SOURCE MATERIAL:
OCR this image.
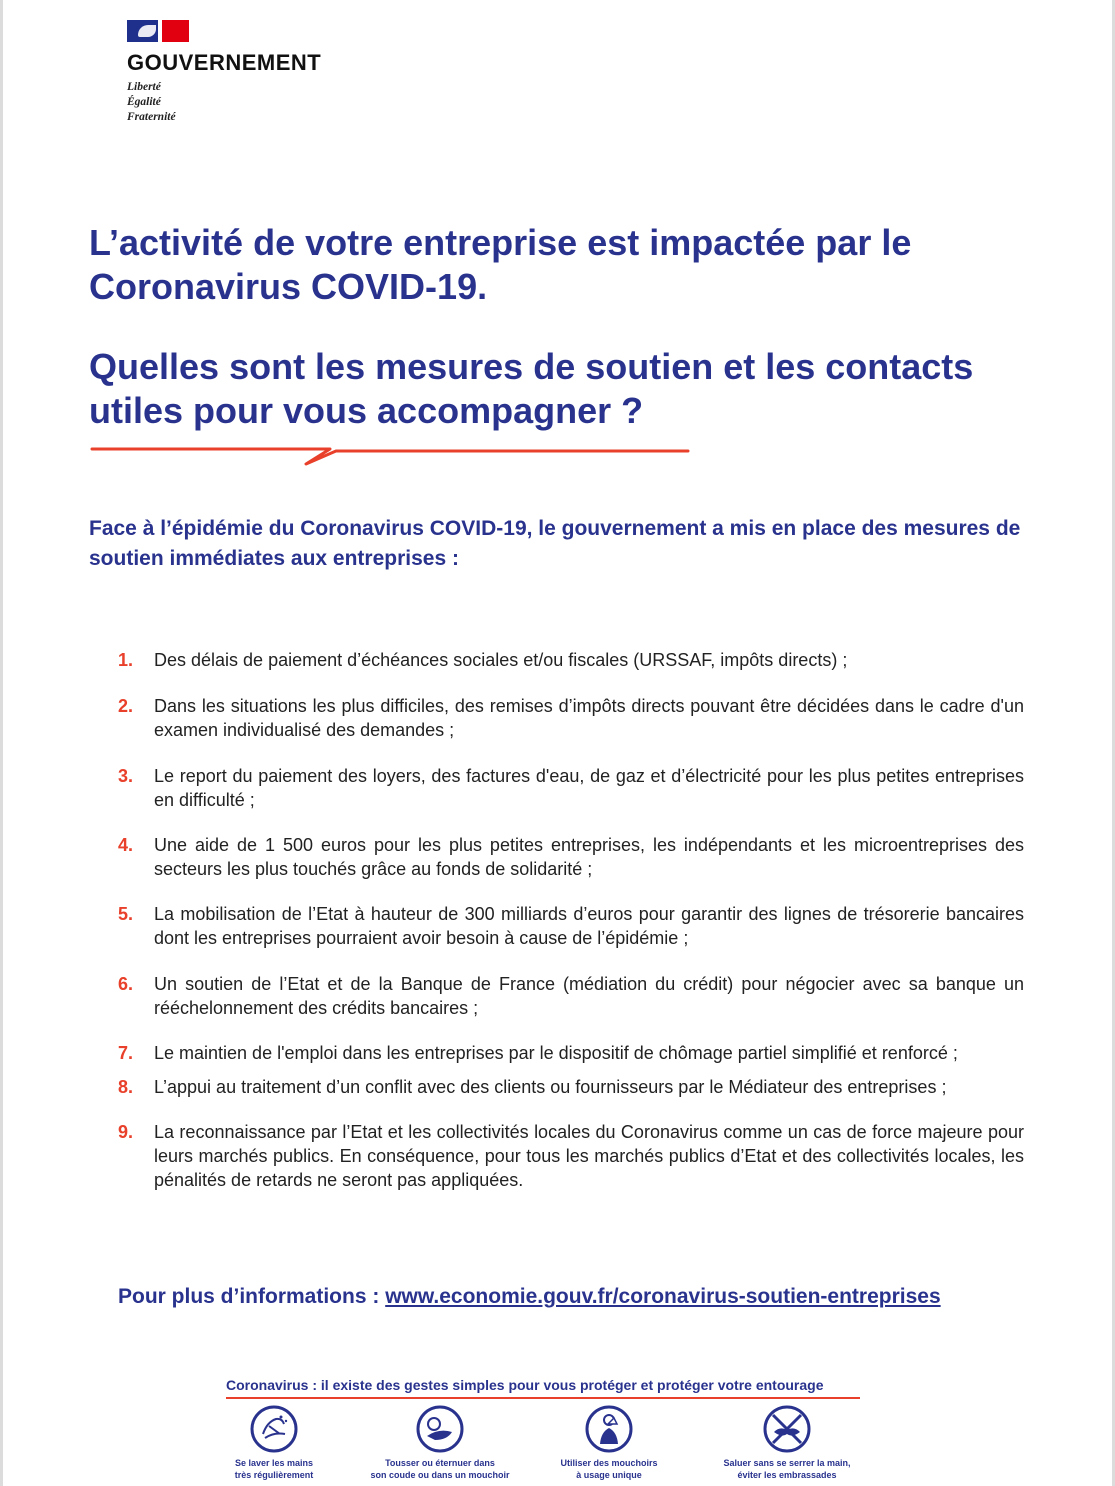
GOUVERNEMENT
Liberté
Égalité
Fraternité
L’activité de votre entreprise est impactée par le Coronavirus COVID-19.
Quelles sont les mesures de soutien et les contacts utiles pour vous accompagner ?

Face à l’épidémie du Coronavirus COVID-19, le gouvernement a mis en place des mesures de soutien immédiates aux entreprises :

1. Des délais de paiement d’échéances sociales et/ou fiscales (URSSAF, impôts directs) ;
2. Dans les situations les plus difficiles, des remises d’impôts directs pouvant être décidées dans le cadre d'un examen individualisé des demandes ;
3. Le report du paiement des loyers, des factures d'eau, de gaz et d’électricité pour les plus petites entreprises en difficulté ;
4. Une aide de 1 500 euros pour les plus petites entreprises, les indépendants et les microentreprises des secteurs les plus touchés grâce au fonds de solidarité ;
5. La mobilisation de l’Etat à hauteur de 300 milliards d’euros pour garantir des lignes de trésorerie bancaires dont les entreprises pourraient avoir besoin à cause de l’épidémie ;
6. Un soutien de l’Etat et de la Banque de France (médiation du crédit) pour négocier avec sa banque un rééchelonnement des crédits bancaires ;
7. Le maintien de l'emploi dans les entreprises par le dispositif de chômage partiel simplifié et renforcé ;
8. L’appui au traitement d’un conflit avec des clients ou fournisseurs par le Médiateur des entreprises ;
9. La reconnaissance par l’Etat et les collectivités locales du Coronavirus comme un cas de force majeure pour leurs marchés publics. En conséquence, pour tous les marchés publics d’Etat et des collectivités locales, les pénalités de retards ne seront pas appliquées.
Pour plus d’informations : www.economie.gouv.fr/coronavirus-soutien-entreprises
Coronavirus : il existe des gestes simples pour vous protéger et protéger votre entourage
Se laver les mains
très régulièrement
Tousser ou éternuer dans
son coude ou dans un mouchoir
Utiliser des mouchoirs
à usage unique
Saluer sans se serrer la main,
éviter les embrassades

PROMPT: Leave out the pictures and transcribe the entries above exactly.

ANSWER SPACE:
OCR this image.
GOUVERNEMENT
Liberté
Égalité
Fraternité
L’activité de votre entreprise est impactée par le Coronavirus COVID-19.
Quelles sont les mesures de soutien et les contacts utiles pour vous accompagner ?

Face à l’épidémie du Coronavirus COVID-19, le gouvernement a mis en place des mesures de soutien immédiates aux entreprises :

1. Des délais de paiement d’échéances sociales et/ou fiscales (URSSAF, impôts directs) ;
2. Dans les situations les plus difficiles, des remises d’impôts directs pouvant être décidées dans le cadre d'un examen individualisé des demandes ;
3. Le report du paiement des loyers, des factures d'eau, de gaz et d’électricité pour les plus petites entreprises en difficulté ;
4. Une aide de 1 500 euros pour les plus petites entreprises, les indépendants et les microentreprises des secteurs les plus touchés grâce au fonds de solidarité ;
5. La mobilisation de l’Etat à hauteur de 300 milliards d’euros pour garantir des lignes de trésorerie bancaires dont les entreprises pourraient avoir besoin à cause de l’épidémie ;
6. Un soutien de l’Etat et de la Banque de France (médiation du crédit) pour négocier avec sa banque un rééchelonnement des crédits bancaires ;
7. Le maintien de l'emploi dans les entreprises par le dispositif de chômage partiel simplifié et renforcé ;
8. L’appui au traitement d’un conflit avec des clients ou fournisseurs par le Médiateur des entreprises ;
9. La reconnaissance par l’Etat et les collectivités locales du Coronavirus comme un cas de force majeure pour leurs marchés publics. En conséquence, pour tous les marchés publics d’Etat et des collectivités locales, les pénalités de retards ne seront pas appliquées.
Pour plus d’informations : www.economie.gouv.fr/coronavirus-soutien-entreprises
Coronavirus : il existe des gestes simples pour vous protéger et protéger votre entourage
Se laver les mains
très régulièrement
Tousser ou éternuer dans
son coude ou dans un mouchoir
Utiliser des mouchoirs
à usage unique
Saluer sans se serrer la main,
éviter les embrassades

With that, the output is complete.